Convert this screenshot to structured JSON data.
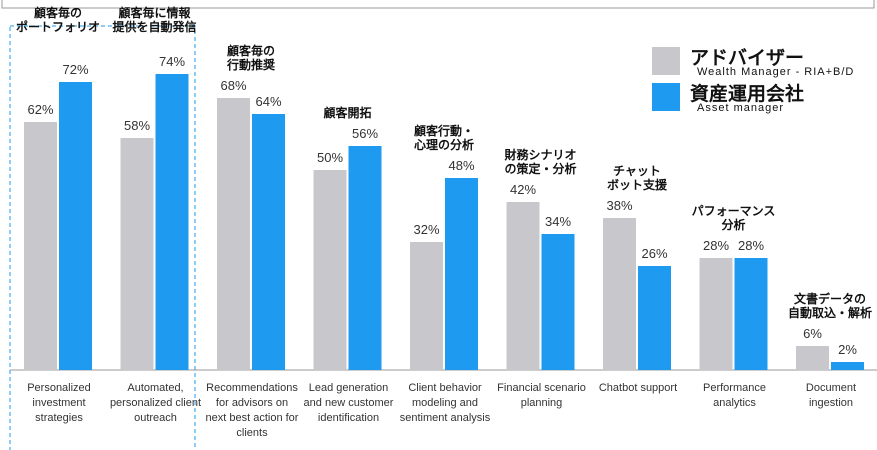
{
  "chart_data": {
    "type": "bar",
    "categories": [
      "Personalized investment strategies",
      "Automated, personalized client outreach",
      "Recommendations for advisors on next best action for clients",
      "Lead generation and new customer identification",
      "Client behavior modeling and sentiment analysis",
      "Financial scenario planning",
      "Chatbot support",
      "Performance analytics",
      "Document ingestion"
    ],
    "annotations": [
      "顧客毎の\nポートフォリオ",
      "顧客毎に情報\n提供を自動発信",
      "顧客毎の\n行動推奨",
      "顧客開拓",
      "顧客行動・\n心理の分析",
      "財務シナリオ\nの策定・分析",
      "チャット\nボット支援",
      "パフォーマンス\n分析",
      "文書データの\n自動取込・解析"
    ],
    "series": [
      {
        "name": "アドバイザー",
        "description": "Wealth Manager - RIA+B/D",
        "color": "#c8c8cc",
        "values": [
          62,
          58,
          68,
          50,
          32,
          42,
          38,
          28,
          6
        ],
        "value_labels": [
          "62%",
          "58%",
          "68%",
          "50%",
          "32%",
          "42%",
          "38%",
          "28%",
          "6%"
        ]
      },
      {
        "name": "資産運用会社",
        "description": "Asset manager",
        "color": "#1e9bf0",
        "values": [
          72,
          74,
          64,
          56,
          48,
          34,
          26,
          28,
          2
        ],
        "value_labels": [
          "72%",
          "74%",
          "64%",
          "56%",
          "48%",
          "34%",
          "26%",
          "28%",
          "2%"
        ]
      }
    ],
    "legend": "top-right"
  }
}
################
* GIVEN REQUEST: Leave out the pictures and print each record exactly as it stands.

* EXERCISE RESULT:
Convert this screenshot to structured JSON data.
{
  "chart_data": {
    "type": "bar",
    "categories": [
      "Personalized investment strategies",
      "Automated, personalized client outreach",
      "Recommendations for advisors on next best action for clients",
      "Lead generation and new customer identification",
      "Client behavior modeling and sentiment analysis",
      "Financial scenario planning",
      "Chatbot support",
      "Performance analytics",
      "Document ingestion"
    ],
    "annotations": [
      "顧客毎の\nポートフォリオ",
      "顧客毎に情報\n提供を自動発信",
      "顧客毎の\n行動推奨",
      "顧客開拓",
      "顧客行動・\n心理の分析",
      "財務シナリオ\nの策定・分析",
      "チャット\nボット支援",
      "パフォーマンス\n分析",
      "文書データの\n自動取込・解析"
    ],
    "series": [
      {
        "name": "アドバイザー",
        "description": "Wealth Manager - RIA+B/D",
        "color": "#c8c8cc",
        "values": [
          62,
          58,
          68,
          50,
          32,
          42,
          38,
          28,
          6
        ],
        "value_labels": [
          "62%",
          "58%",
          "68%",
          "50%",
          "32%",
          "42%",
          "38%",
          "28%",
          "6%"
        ]
      },
      {
        "name": "資産運用会社",
        "description": "Asset manager",
        "color": "#1e9bf0",
        "values": [
          72,
          74,
          64,
          56,
          48,
          34,
          26,
          28,
          2
        ],
        "value_labels": [
          "72%",
          "74%",
          "64%",
          "56%",
          "48%",
          "34%",
          "26%",
          "28%",
          "2%"
        ]
      }
    ],
    "legend": "top-right"
  }
}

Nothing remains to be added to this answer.